[What you will do]: Without the pictures, repeat the listing character for character.

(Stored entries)
= = = = =
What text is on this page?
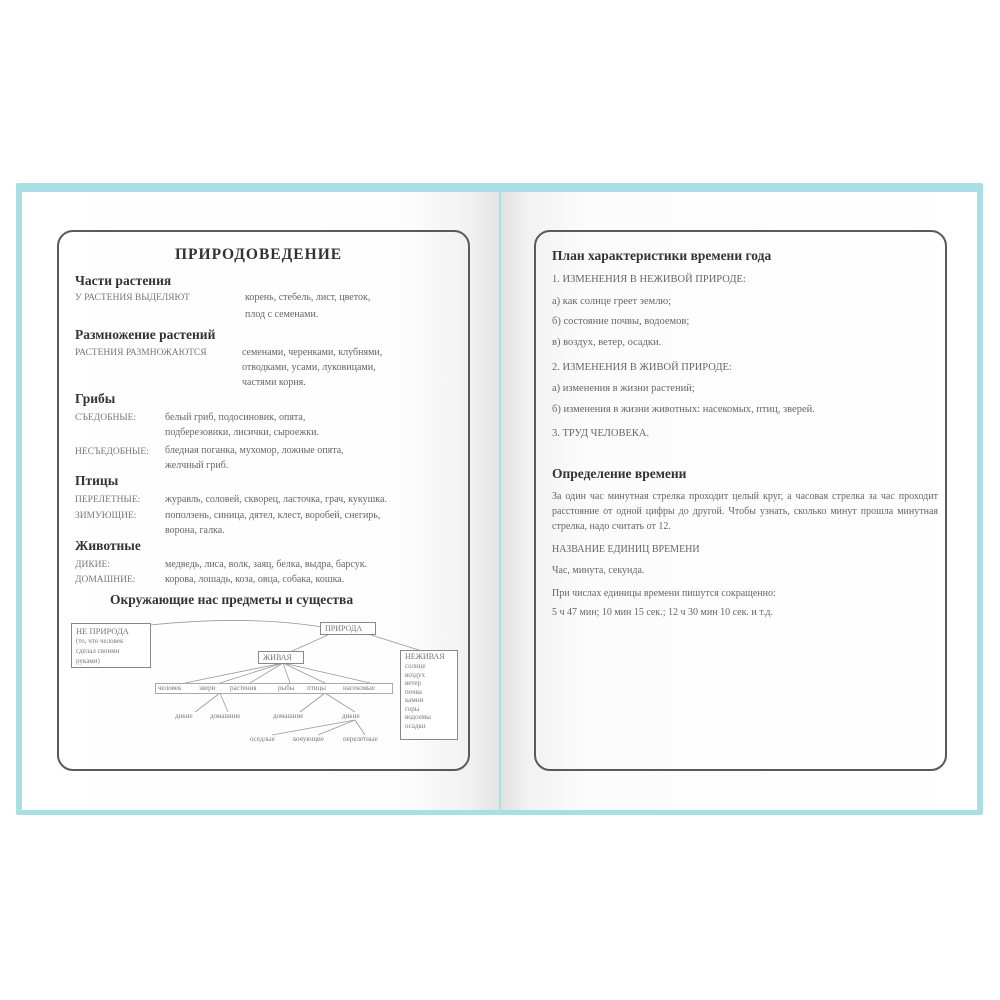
ПРИРОДОВЕДЕНИЕ
Части растения
У РАСТЕНИЯ ВЫДЕЛЯЮТ	корень, стебель, лист, цветок,
плод с семенами.
Размножение растений
РАСТЕНИЯ РАЗМНОЖАЮТСЯ	семенами, черенками, клубнями,
отводками, усами, луковицами,
частями корня.
Грибы
СЪЕДОБНЫЕ:	белый гриб, подосиновик, опята,
подберезовики, лисички, сыроежки.
НЕСЪЕДОБНЫЕ: бледная поганка, мухомор, ложные опята,
желчный гриб.
Птицы
ПЕРЕЛЕТНЫЕ: журавль, соловей, скворец, ласточка, грач, кукушка.
ЗИМУЮЩИЕ:	поползень, синица, дятел, клест, воробей, снегирь,
ворона, галка.
Животные
ДИКИЕ:	медведь, лиса, волк, заяц, белка, выдра, барсук.
ДОМАШНИЕ:	корова, лошадь, коза, овца, собака, кошка.
Окружающие нас предметы и существа
НЕ ПРИРОДА
(то, что человек
сделал своими
руками)
ПРИРОДА
ЖИВАЯ	НЕЖИВАЯ
солнце
воздух
ветер
почва
камни
горы
водоемы
осадки
человек	звери растения	рыбы птицы насекомые
дикие домашние	домашние	дикие
оседлые	кочующие	перелетные
План характеристики времени года
1. ИЗМЕНЕНИЯ В НЕЖИВОЙ ПРИРОДЕ:
а) как солнце греет землю;
б) состояние почвы, водоемов;
в) воздух, ветер, осадки.
2. ИЗМЕНЕНИЯ В ЖИВОЙ ПРИРОДЕ:
а) изменения в жизни растений;
б) изменения в жизни животных: насекомых, птиц, зверей.
3. ТРУД ЧЕЛОВЕКА.
Определение времени
За один час минутная стрелка проходит целый круг, а часовая стрелка за час проходит расстояние от одной цифры до другой. Чтобы узнать, сколько минут прошла минутная стрелка, надо считать от 12.
НАЗВАНИЕ ЕДИНИЦ ВРЕМЕНИ
Час, минута, секунда.
При числах единицы времени пишутся сокращенно:
5 ч 47 мин; 10 мин 15 сек.; 12 ч 30 мин 10 сек. и т.д.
= = = = =
[Exercise answer]:
What text is on this page?
ПРИРОДОВЕДЕНИЕ
Части растения
У РАСТЕНИЯ ВЫДЕЛЯЮТ	корень, стебель, лист, цветок,
плод с семенами.
Размножение растений
РАСТЕНИЯ РАЗМНОЖАЮТСЯ	семенами, черенками, клубнями,
отводками, усами, луковицами,
частями корня.
Грибы
СЪЕДОБНЫЕ:	белый гриб, подосиновик, опята,
подберезовики, лисички, сыроежки.
НЕСЪЕДОБНЫЕ: бледная поганка, мухомор, ложные опята,
желчный гриб.
Птицы
ПЕРЕЛЕТНЫЕ: журавль, соловей, скворец, ласточка, грач, кукушка.
ЗИМУЮЩИЕ:	поползень, синица, дятел, клест, воробей, снегирь,
ворона, галка.
Животные
ДИКИЕ:	медведь, лиса, волк, заяц, белка, выдра, барсук.
ДОМАШНИЕ:	корова, лошадь, коза, овца, собака, кошка.
Окружающие нас предметы и существа
НЕ ПРИРОДА
(то, что человек
сделал своими
руками)
ПРИРОДА
ЖИВАЯ	НЕЖИВАЯ
солнце
воздух
ветер
почва
камни
горы
водоемы
осадки
человек	звери растения	рыбы птицы насекомые
дикие домашние	домашние	дикие
оседлые	кочующие	перелетные
План характеристики времени года
1. ИЗМЕНЕНИЯ В НЕЖИВОЙ ПРИРОДЕ:
а) как солнце греет землю;
б) состояние почвы, водоемов;
в) воздух, ветер, осадки.
2. ИЗМЕНЕНИЯ В ЖИВОЙ ПРИРОДЕ:
а) изменения в жизни растений;
б) изменения в жизни животных: насекомых, птиц, зверей.
3. ТРУД ЧЕЛОВЕКА.
Определение времени
За один час минутная стрелка проходит целый круг, а часовая стрелка за час проходит расстояние от одной цифры до другой. Чтобы узнать, сколько минут прошла минутная стрелка, надо считать от 12.
НАЗВАНИЕ ЕДИНИЦ ВРЕМЕНИ
Час, минута, секунда.
При числах единицы времени пишутся сокращенно:
5 ч 47 мин; 10 мин 15 сек.; 12 ч 30 мин 10 сек. и т.д.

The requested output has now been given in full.